● **Problem to work on**: Reproduce the stretch of the essay on tourism and living in Italy from "Whatever the reason, something" through "guide in Portugal.", word for word.

● **Supplied text**:
----------------------------------------

Why It’s No Use Being A Tourist

The real magic happens when we live in the places, not when we have only glimpses of it.

Lucrezia and her grandparents. Photo by the author

After my trip to Italy, I had promised you and myself that I intended to write a series of articles with tips on where to stay, where to eat, etc. However, in total, I only wrote two articles, informative, detailed, and perhaps very good for those who need to organize drawers, arrange thoughts, and need order in their lives.

However, now that May comes to an end, and my 10-day trip to Italy seems some time ago, my reflections on it begin to settle down.

And I came to the simple conclusion, from the height of my privilege, that the writing no longer flowed because it lacked the emotion of yesteryear. It lacked the thrill of having lived there and alone. It lacked the freedom to set my own pace of what to visit, when, and why.

In 2016, Senigallia, sleeping alone at night and watching the sunrise. Photo by the author.

My two articles reflect all that absence of feeling. Maybe it’s because the trip was just that, a trip, and was fast, and we didn’t have time to settle our ideas and feel that buzz that tickles our stomachs.

Whatever the reason, something magical was missing in me, and if I thought this trip would cover me with inspiration, it did not.

Having been a tour guide myself and knowing the industry up close, I had refused to use it. However, I now realize that I didn’t escape its clutches. When I was a guide, I used to observe tourists as if they were another class of human beings, and I always thought to myself, “poor things, they don’t know what they are visiting or even what they are seeing!” — I too was young and arrogant in my thinking.

However, this life of work and observing who I was serving made me quit my job and leave my country, and unlike many, go where I felt good, to my comfort zone. I quickly got a job as a babysitter when I lived in Italy. Home and food provided, plus a salary almost equal to my salary as a tour guide in Portugal.

But the best thing about these two phases of my life was the opportunity to see, feel, explore, and live Italian life as if I were Italian. I learned the language or parts of it. I talked to many people, slept on sofas, was taught how to cook, cried on the shoulders of friends of any age, slept on deserted beaches, and some stories were funny but perhaps too strange to share! Who knows, one day.

When you live something this beautiful, at an age when life seems eternally young, the most beautiful texts spring from you. There is a joy in living such as I have never felt, and the world doesn’t seem to be that globe full of obstacles in front of us.

----------------------------------------

● **Records provided**:
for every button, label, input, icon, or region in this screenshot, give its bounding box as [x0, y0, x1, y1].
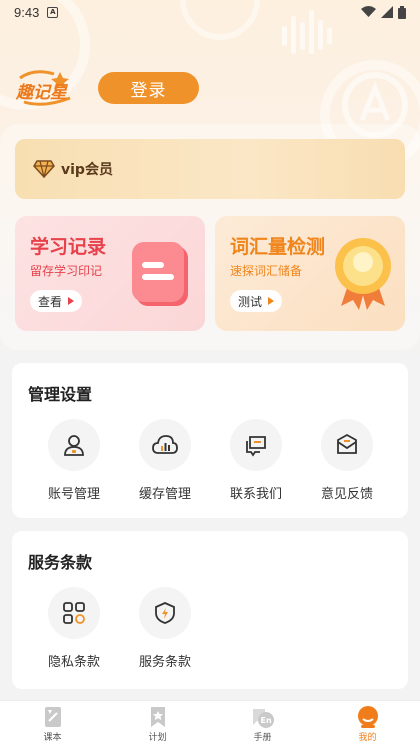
terms-title: 服务条款 — [28, 553, 93, 572]
management-section: 管理设置 账号管理 缓存管理 联系我们 意见反馈 — [12, 363, 408, 518]
tab-manual[interactable]: En 手册 — [210, 701, 315, 746]
feedback-label: 意见反馈 — [320, 487, 373, 502]
contact-us-label: 联系我们 — [229, 487, 282, 502]
profile-header: 趣记星 登录 — [14, 68, 199, 108]
vip-label: vip会员 — [61, 162, 113, 178]
battery-icon — [398, 5, 406, 19]
vocab-test-subtitle: 速探词汇储备 — [230, 264, 303, 278]
account-management-label: 账号管理 — [47, 487, 100, 502]
tab-mine-label: 我的 — [358, 733, 377, 743]
tab-plan-label: 计划 — [148, 733, 167, 743]
account-management-item[interactable]: 账号管理 — [34, 419, 114, 502]
chat-icon — [246, 436, 266, 457]
view-button-label: 查看 — [38, 294, 63, 309]
signal-icon — [381, 6, 393, 18]
notification-icon: A — [47, 6, 59, 18]
management-title: 管理设置 — [28, 385, 93, 404]
privacy-terms-item[interactable]: 隐私条款 — [34, 587, 114, 670]
tab-mine[interactable]: 我的 — [315, 701, 420, 746]
vocab-test-card[interactable]: 词汇量检测 速探词汇储备 测试 — [215, 216, 405, 331]
tab-plan[interactable]: 计划 — [105, 701, 210, 746]
service-icon-circle — [139, 587, 191, 639]
view-button[interactable]: 查看 — [30, 290, 83, 312]
feedback-icon-circle — [321, 419, 373, 471]
privacy-terms-label: 隐私条款 — [47, 655, 100, 670]
play-arrow-icon — [68, 297, 75, 305]
tab-manual-label: 手册 — [253, 733, 272, 743]
play-arrow-icon — [268, 297, 275, 305]
cache-management-label: 缓存管理 — [138, 487, 191, 502]
study-record-title: 学习记录 — [30, 236, 107, 258]
bottom-tab-bar: 课本 计划 En 手册 我的 — [0, 700, 420, 746]
feedback-item[interactable]: 意见反馈 — [307, 419, 387, 502]
shield-icon — [155, 602, 175, 624]
status-indicators — [361, 5, 406, 19]
record-book-icon — [132, 242, 188, 306]
vip-banner[interactable]: vip会员 — [15, 139, 405, 199]
manual-en-icon: En — [252, 709, 274, 728]
app-logo: 趣记星 — [14, 68, 76, 108]
grid-icon — [63, 602, 85, 624]
contact-us-item[interactable]: 联系我们 — [216, 419, 296, 502]
service-terms-item[interactable]: 服务条款 — [125, 587, 205, 670]
medal-icon — [335, 238, 391, 310]
profile-icon — [357, 706, 378, 728]
study-record-subtitle: 留存学习印记 — [30, 264, 103, 278]
vocab-test-title: 词汇量检测 — [230, 236, 326, 258]
mail-icon — [337, 433, 357, 454]
test-button-label: 测试 — [238, 294, 263, 309]
bookmark-star-icon — [150, 707, 165, 727]
terms-section: 服务条款 隐私条款 服务条款 — [12, 531, 408, 689]
study-record-card[interactable]: 学习记录 留存学习印记 查看 — [15, 216, 205, 331]
tab-textbook-label: 课本 — [43, 733, 62, 743]
service-terms-label: 服务条款 — [138, 655, 191, 670]
wifi-icon — [361, 6, 376, 17]
cloud-chart-icon — [152, 435, 178, 454]
cache-management-item[interactable]: 缓存管理 — [125, 419, 205, 502]
svg-text:En: En — [260, 716, 271, 725]
tab-textbook[interactable]: 课本 — [0, 701, 105, 746]
user-icon — [64, 435, 84, 456]
cache-icon-circle — [139, 419, 191, 471]
status-bar: 9:43 A — [0, 0, 420, 24]
login-button[interactable]: 登录 — [98, 72, 199, 104]
svg-text:趣记星: 趣记星 — [15, 83, 69, 103]
account-icon-circle — [48, 419, 100, 471]
book-icon — [44, 707, 61, 727]
test-button[interactable]: 测试 — [230, 290, 283, 312]
diamond-icon — [33, 160, 55, 178]
contact-icon-circle — [230, 419, 282, 471]
status-time: 9:43 — [14, 4, 40, 20]
privacy-icon-circle — [48, 587, 100, 639]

----------------------------------------

● **Result**:
Whatever the reason, something magical was missing in me, and if I thought this trip would cover me with inspiration, it did not.

Having been a tour guide myself and knowing the industry up close, I had refused to use it. However, I now realize that I didn’t escape its clutches. When I was a guide, I used to observe tourists as if they were another class of human beings, and I always thought to myself, “poor things, they don’t know what they are visiting or even what they are seeing!” — I too was young and arrogant in my thinking.

However, this life of work and observing who I was serving made me quit my job and leave my country, and unlike many, go where I felt good, to my comfort zone. I quickly got a job as a babysitter when I lived in Italy. Home and food provided, plus a salary almost equal to my salary as a tour guide in Portugal.